§ **Exercise instructions**:
Extract the complete listing and repeat it word for word.

start

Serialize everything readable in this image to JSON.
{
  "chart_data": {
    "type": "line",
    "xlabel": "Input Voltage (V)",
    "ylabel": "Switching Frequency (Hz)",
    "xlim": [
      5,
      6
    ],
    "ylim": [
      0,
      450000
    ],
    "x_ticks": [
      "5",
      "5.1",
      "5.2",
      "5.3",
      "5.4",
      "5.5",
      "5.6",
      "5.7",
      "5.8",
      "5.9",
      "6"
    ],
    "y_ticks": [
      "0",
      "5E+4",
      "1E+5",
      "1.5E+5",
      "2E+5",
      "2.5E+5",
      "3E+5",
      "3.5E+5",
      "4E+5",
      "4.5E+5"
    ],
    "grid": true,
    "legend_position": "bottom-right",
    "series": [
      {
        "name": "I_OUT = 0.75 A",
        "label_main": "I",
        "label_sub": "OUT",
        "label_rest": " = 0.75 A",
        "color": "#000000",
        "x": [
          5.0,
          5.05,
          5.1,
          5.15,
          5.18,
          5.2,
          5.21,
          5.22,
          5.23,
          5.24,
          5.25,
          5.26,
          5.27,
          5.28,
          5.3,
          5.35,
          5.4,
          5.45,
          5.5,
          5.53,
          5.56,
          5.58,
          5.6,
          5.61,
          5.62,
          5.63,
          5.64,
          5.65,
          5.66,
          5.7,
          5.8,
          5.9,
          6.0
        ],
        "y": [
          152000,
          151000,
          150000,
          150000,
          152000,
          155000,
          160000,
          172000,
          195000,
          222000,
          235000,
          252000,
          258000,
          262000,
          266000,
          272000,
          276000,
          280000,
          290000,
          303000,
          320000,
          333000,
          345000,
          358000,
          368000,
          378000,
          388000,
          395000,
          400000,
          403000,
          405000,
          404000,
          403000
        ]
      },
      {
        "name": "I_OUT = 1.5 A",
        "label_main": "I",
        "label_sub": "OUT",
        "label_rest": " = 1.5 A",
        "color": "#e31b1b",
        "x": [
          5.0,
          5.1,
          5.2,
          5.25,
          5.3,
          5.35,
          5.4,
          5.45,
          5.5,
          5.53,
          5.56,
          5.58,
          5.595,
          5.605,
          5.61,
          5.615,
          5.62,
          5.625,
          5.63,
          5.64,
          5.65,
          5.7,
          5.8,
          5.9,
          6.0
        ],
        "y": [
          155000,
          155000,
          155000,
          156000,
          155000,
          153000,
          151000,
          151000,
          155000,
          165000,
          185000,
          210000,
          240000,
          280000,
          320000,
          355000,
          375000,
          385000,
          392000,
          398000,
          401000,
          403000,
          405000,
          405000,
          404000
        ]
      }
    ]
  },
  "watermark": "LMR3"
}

end

§ **Written response**:
Serialize everything readable in this image to JSON.
{
  "chart_data": {
    "type": "line",
    "xlabel": "Input Voltage (V)",
    "ylabel": "Switching Frequency (Hz)",
    "xlim": [
      5,
      6
    ],
    "ylim": [
      0,
      450000
    ],
    "x_ticks": [
      "5",
      "5.1",
      "5.2",
      "5.3",
      "5.4",
      "5.5",
      "5.6",
      "5.7",
      "5.8",
      "5.9",
      "6"
    ],
    "y_ticks": [
      "0",
      "5E+4",
      "1E+5",
      "1.5E+5",
      "2E+5",
      "2.5E+5",
      "3E+5",
      "3.5E+5",
      "4E+5",
      "4.5E+5"
    ],
    "grid": true,
    "legend_position": "bottom-right",
    "series": [
      {
        "name": "I_OUT = 0.75 A",
        "label_main": "I",
        "label_sub": "OUT",
        "label_rest": " = 0.75 A",
        "color": "#000000",
        "x": [
          5.0,
          5.05,
          5.1,
          5.15,
          5.18,
          5.2,
          5.21,
          5.22,
          5.23,
          5.24,
          5.25,
          5.26,
          5.27,
          5.28,
          5.3,
          5.35,
          5.4,
          5.45,
          5.5,
          5.53,
          5.56,
          5.58,
          5.6,
          5.61,
          5.62,
          5.63,
          5.64,
          5.65,
          5.66,
          5.7,
          5.8,
          5.9,
          6.0
        ],
        "y": [
          152000,
          151000,
          150000,
          150000,
          152000,
          155000,
          160000,
          172000,
          195000,
          222000,
          235000,
          252000,
          258000,
          262000,
          266000,
          272000,
          276000,
          280000,
          290000,
          303000,
          320000,
          333000,
          345000,
          358000,
          368000,
          378000,
          388000,
          395000,
          400000,
          403000,
          405000,
          404000,
          403000
        ]
      },
      {
        "name": "I_OUT = 1.5 A",
        "label_main": "I",
        "label_sub": "OUT",
        "label_rest": " = 1.5 A",
        "color": "#e31b1b",
        "x": [
          5.0,
          5.1,
          5.2,
          5.25,
          5.3,
          5.35,
          5.4,
          5.45,
          5.5,
          5.53,
          5.56,
          5.58,
          5.595,
          5.605,
          5.61,
          5.615,
          5.62,
          5.625,
          5.63,
          5.64,
          5.65,
          5.7,
          5.8,
          5.9,
          6.0
        ],
        "y": [
          155000,
          155000,
          155000,
          156000,
          155000,
          153000,
          151000,
          151000,
          155000,
          165000,
          185000,
          210000,
          240000,
          280000,
          320000,
          355000,
          375000,
          385000,
          392000,
          398000,
          401000,
          403000,
          405000,
          405000,
          404000
        ]
      }
    ]
  },
  "watermark": "LMR3"
}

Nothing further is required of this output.